— BEGIN MATERIAL SHOWN —
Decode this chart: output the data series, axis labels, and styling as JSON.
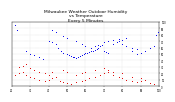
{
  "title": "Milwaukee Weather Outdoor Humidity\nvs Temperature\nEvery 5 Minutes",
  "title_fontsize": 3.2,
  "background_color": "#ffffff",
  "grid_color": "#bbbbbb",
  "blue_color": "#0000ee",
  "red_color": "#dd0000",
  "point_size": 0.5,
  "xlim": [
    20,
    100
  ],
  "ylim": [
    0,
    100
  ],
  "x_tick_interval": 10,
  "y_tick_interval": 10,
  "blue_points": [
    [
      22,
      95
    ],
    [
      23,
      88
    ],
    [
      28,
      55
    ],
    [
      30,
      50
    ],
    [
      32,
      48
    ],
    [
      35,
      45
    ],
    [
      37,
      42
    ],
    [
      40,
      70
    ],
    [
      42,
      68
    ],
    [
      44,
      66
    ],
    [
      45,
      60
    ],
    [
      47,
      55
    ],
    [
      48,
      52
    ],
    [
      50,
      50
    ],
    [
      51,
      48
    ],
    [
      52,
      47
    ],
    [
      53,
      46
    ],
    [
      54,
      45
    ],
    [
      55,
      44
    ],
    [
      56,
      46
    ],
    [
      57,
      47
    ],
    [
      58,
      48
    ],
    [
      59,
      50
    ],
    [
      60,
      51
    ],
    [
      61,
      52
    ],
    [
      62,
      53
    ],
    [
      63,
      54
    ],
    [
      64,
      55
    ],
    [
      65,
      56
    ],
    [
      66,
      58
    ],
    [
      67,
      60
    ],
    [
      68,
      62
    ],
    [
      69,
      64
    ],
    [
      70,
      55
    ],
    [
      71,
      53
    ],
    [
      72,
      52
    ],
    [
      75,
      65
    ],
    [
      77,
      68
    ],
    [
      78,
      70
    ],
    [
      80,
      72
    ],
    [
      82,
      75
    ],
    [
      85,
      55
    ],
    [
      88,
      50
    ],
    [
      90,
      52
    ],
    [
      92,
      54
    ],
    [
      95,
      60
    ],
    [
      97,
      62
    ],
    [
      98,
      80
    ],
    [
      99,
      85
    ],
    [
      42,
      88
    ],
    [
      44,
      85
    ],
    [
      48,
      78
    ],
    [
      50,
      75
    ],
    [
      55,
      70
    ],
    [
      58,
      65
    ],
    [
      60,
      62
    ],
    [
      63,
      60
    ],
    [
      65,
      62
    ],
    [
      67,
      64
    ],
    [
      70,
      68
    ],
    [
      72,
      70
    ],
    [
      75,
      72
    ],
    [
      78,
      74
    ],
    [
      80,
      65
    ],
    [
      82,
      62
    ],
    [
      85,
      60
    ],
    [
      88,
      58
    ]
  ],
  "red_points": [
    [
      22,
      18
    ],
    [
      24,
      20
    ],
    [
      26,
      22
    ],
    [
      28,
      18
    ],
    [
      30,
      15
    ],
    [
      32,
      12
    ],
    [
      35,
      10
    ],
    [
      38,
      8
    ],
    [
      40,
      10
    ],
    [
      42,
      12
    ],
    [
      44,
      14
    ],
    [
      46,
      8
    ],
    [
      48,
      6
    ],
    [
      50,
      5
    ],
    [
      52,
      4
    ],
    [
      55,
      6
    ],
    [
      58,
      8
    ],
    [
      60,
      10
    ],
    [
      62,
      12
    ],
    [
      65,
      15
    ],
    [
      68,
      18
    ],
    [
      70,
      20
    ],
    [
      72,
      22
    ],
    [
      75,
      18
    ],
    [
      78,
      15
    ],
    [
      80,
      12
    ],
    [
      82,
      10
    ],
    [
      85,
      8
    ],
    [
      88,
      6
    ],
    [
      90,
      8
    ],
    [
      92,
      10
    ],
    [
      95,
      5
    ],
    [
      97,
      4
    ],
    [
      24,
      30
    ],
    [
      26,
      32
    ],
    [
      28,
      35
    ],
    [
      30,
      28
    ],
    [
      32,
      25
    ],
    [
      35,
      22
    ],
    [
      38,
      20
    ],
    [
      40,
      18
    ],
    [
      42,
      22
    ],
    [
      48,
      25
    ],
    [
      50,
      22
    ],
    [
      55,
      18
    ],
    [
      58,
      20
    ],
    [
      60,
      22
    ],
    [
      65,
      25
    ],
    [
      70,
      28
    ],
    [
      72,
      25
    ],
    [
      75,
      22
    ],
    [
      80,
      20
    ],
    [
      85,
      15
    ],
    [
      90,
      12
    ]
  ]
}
— END MATERIAL SHOWN —
• REQUIREMENT:
Output all the records, word for word, with no pictures in the copy.

• RESULT:
Decode this chart: output the data series, axis labels, and styling as JSON.
{
  "title": "Milwaukee Weather Outdoor Humidity\nvs Temperature\nEvery 5 Minutes",
  "title_fontsize": 3.2,
  "background_color": "#ffffff",
  "grid_color": "#bbbbbb",
  "blue_color": "#0000ee",
  "red_color": "#dd0000",
  "point_size": 0.5,
  "xlim": [
    20,
    100
  ],
  "ylim": [
    0,
    100
  ],
  "x_tick_interval": 10,
  "y_tick_interval": 10,
  "blue_points": [
    [
      22,
      95
    ],
    [
      23,
      88
    ],
    [
      28,
      55
    ],
    [
      30,
      50
    ],
    [
      32,
      48
    ],
    [
      35,
      45
    ],
    [
      37,
      42
    ],
    [
      40,
      70
    ],
    [
      42,
      68
    ],
    [
      44,
      66
    ],
    [
      45,
      60
    ],
    [
      47,
      55
    ],
    [
      48,
      52
    ],
    [
      50,
      50
    ],
    [
      51,
      48
    ],
    [
      52,
      47
    ],
    [
      53,
      46
    ],
    [
      54,
      45
    ],
    [
      55,
      44
    ],
    [
      56,
      46
    ],
    [
      57,
      47
    ],
    [
      58,
      48
    ],
    [
      59,
      50
    ],
    [
      60,
      51
    ],
    [
      61,
      52
    ],
    [
      62,
      53
    ],
    [
      63,
      54
    ],
    [
      64,
      55
    ],
    [
      65,
      56
    ],
    [
      66,
      58
    ],
    [
      67,
      60
    ],
    [
      68,
      62
    ],
    [
      69,
      64
    ],
    [
      70,
      55
    ],
    [
      71,
      53
    ],
    [
      72,
      52
    ],
    [
      75,
      65
    ],
    [
      77,
      68
    ],
    [
      78,
      70
    ],
    [
      80,
      72
    ],
    [
      82,
      75
    ],
    [
      85,
      55
    ],
    [
      88,
      50
    ],
    [
      90,
      52
    ],
    [
      92,
      54
    ],
    [
      95,
      60
    ],
    [
      97,
      62
    ],
    [
      98,
      80
    ],
    [
      99,
      85
    ],
    [
      42,
      88
    ],
    [
      44,
      85
    ],
    [
      48,
      78
    ],
    [
      50,
      75
    ],
    [
      55,
      70
    ],
    [
      58,
      65
    ],
    [
      60,
      62
    ],
    [
      63,
      60
    ],
    [
      65,
      62
    ],
    [
      67,
      64
    ],
    [
      70,
      68
    ],
    [
      72,
      70
    ],
    [
      75,
      72
    ],
    [
      78,
      74
    ],
    [
      80,
      65
    ],
    [
      82,
      62
    ],
    [
      85,
      60
    ],
    [
      88,
      58
    ]
  ],
  "red_points": [
    [
      22,
      18
    ],
    [
      24,
      20
    ],
    [
      26,
      22
    ],
    [
      28,
      18
    ],
    [
      30,
      15
    ],
    [
      32,
      12
    ],
    [
      35,
      10
    ],
    [
      38,
      8
    ],
    [
      40,
      10
    ],
    [
      42,
      12
    ],
    [
      44,
      14
    ],
    [
      46,
      8
    ],
    [
      48,
      6
    ],
    [
      50,
      5
    ],
    [
      52,
      4
    ],
    [
      55,
      6
    ],
    [
      58,
      8
    ],
    [
      60,
      10
    ],
    [
      62,
      12
    ],
    [
      65,
      15
    ],
    [
      68,
      18
    ],
    [
      70,
      20
    ],
    [
      72,
      22
    ],
    [
      75,
      18
    ],
    [
      78,
      15
    ],
    [
      80,
      12
    ],
    [
      82,
      10
    ],
    [
      85,
      8
    ],
    [
      88,
      6
    ],
    [
      90,
      8
    ],
    [
      92,
      10
    ],
    [
      95,
      5
    ],
    [
      97,
      4
    ],
    [
      24,
      30
    ],
    [
      26,
      32
    ],
    [
      28,
      35
    ],
    [
      30,
      28
    ],
    [
      32,
      25
    ],
    [
      35,
      22
    ],
    [
      38,
      20
    ],
    [
      40,
      18
    ],
    [
      42,
      22
    ],
    [
      48,
      25
    ],
    [
      50,
      22
    ],
    [
      55,
      18
    ],
    [
      58,
      20
    ],
    [
      60,
      22
    ],
    [
      65,
      25
    ],
    [
      70,
      28
    ],
    [
      72,
      25
    ],
    [
      75,
      22
    ],
    [
      80,
      20
    ],
    [
      85,
      15
    ],
    [
      90,
      12
    ]
  ]
}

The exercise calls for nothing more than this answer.